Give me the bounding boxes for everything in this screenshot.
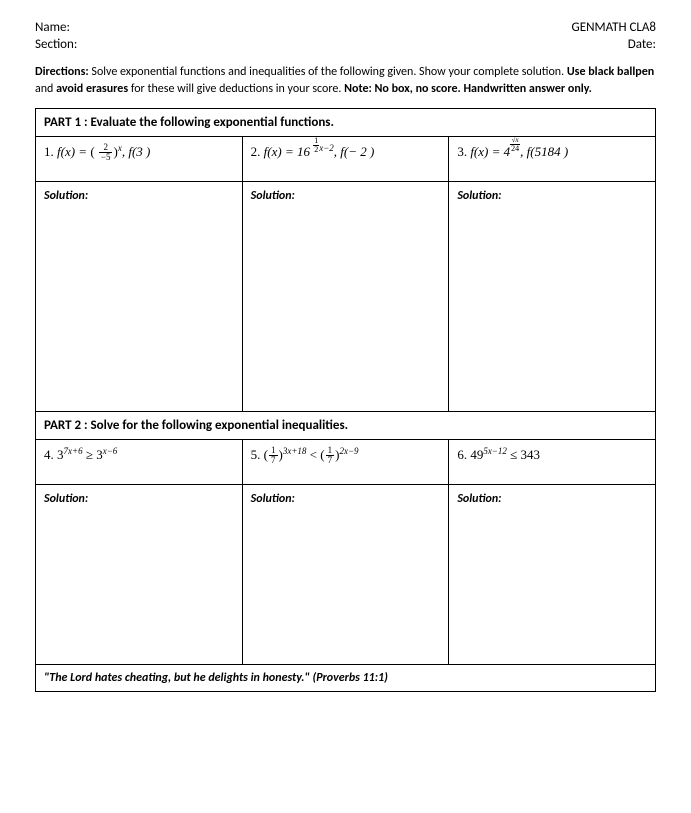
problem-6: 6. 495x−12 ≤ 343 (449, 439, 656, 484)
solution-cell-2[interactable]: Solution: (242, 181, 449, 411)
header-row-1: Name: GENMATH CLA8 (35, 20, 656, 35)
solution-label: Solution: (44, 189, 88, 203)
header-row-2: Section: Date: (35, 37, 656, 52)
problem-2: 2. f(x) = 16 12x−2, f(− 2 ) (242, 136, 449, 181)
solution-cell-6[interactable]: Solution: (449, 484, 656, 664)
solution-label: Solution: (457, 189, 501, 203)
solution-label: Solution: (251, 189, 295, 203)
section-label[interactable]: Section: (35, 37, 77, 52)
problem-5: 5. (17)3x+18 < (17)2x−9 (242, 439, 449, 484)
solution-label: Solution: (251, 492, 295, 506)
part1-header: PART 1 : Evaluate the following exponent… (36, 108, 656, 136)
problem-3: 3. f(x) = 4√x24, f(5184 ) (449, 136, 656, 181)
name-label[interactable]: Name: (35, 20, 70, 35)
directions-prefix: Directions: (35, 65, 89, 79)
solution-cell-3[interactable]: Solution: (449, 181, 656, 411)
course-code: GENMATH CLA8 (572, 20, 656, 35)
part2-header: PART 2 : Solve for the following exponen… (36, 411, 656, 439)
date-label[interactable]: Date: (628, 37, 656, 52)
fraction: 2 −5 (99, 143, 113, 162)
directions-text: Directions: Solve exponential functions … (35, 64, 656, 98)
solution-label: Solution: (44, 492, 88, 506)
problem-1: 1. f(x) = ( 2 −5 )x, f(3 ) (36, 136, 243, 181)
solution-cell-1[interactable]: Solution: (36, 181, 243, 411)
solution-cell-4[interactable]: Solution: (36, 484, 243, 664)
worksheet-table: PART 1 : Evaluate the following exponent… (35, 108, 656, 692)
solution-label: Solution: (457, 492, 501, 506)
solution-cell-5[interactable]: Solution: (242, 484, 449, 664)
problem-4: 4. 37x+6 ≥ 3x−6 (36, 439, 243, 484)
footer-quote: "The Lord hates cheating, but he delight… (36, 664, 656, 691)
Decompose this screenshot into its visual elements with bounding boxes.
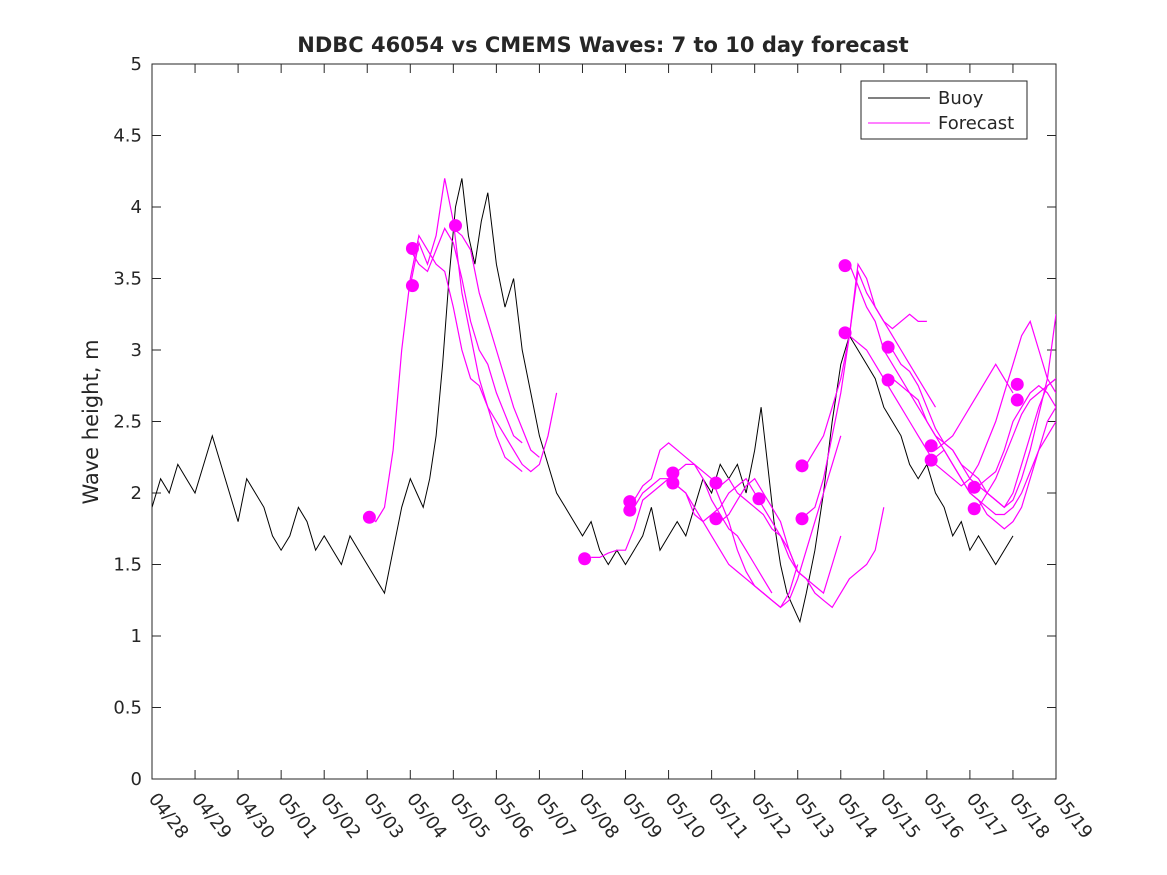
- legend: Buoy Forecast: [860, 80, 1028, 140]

**Requirements**
Rewrite the rows from the line containing "problem-6: 6. 495x−12" up to and including the line containing "solution-label: Solution: (457, 189, 501, 203)", changing "header-row" to "heading-row" and keeping everything else the same.

**Response**
problem-6: 6. 495x−12 ≤ 343 (449, 439, 656, 484)
solution-cell-2[interactable]: Solution: (242, 181, 449, 411)
heading-row-1: Name: GENMATH CLA8 (35, 20, 656, 35)
solution-label: Solution: (44, 189, 88, 203)
heading-row-2: Section: Date: (35, 37, 656, 52)
problem-2: 2. f(x) = 16 12x−2, f(− 2 ) (242, 136, 449, 181)
solution-cell-6[interactable]: Solution: (449, 484, 656, 664)
solution-label: Solution: (457, 189, 501, 203)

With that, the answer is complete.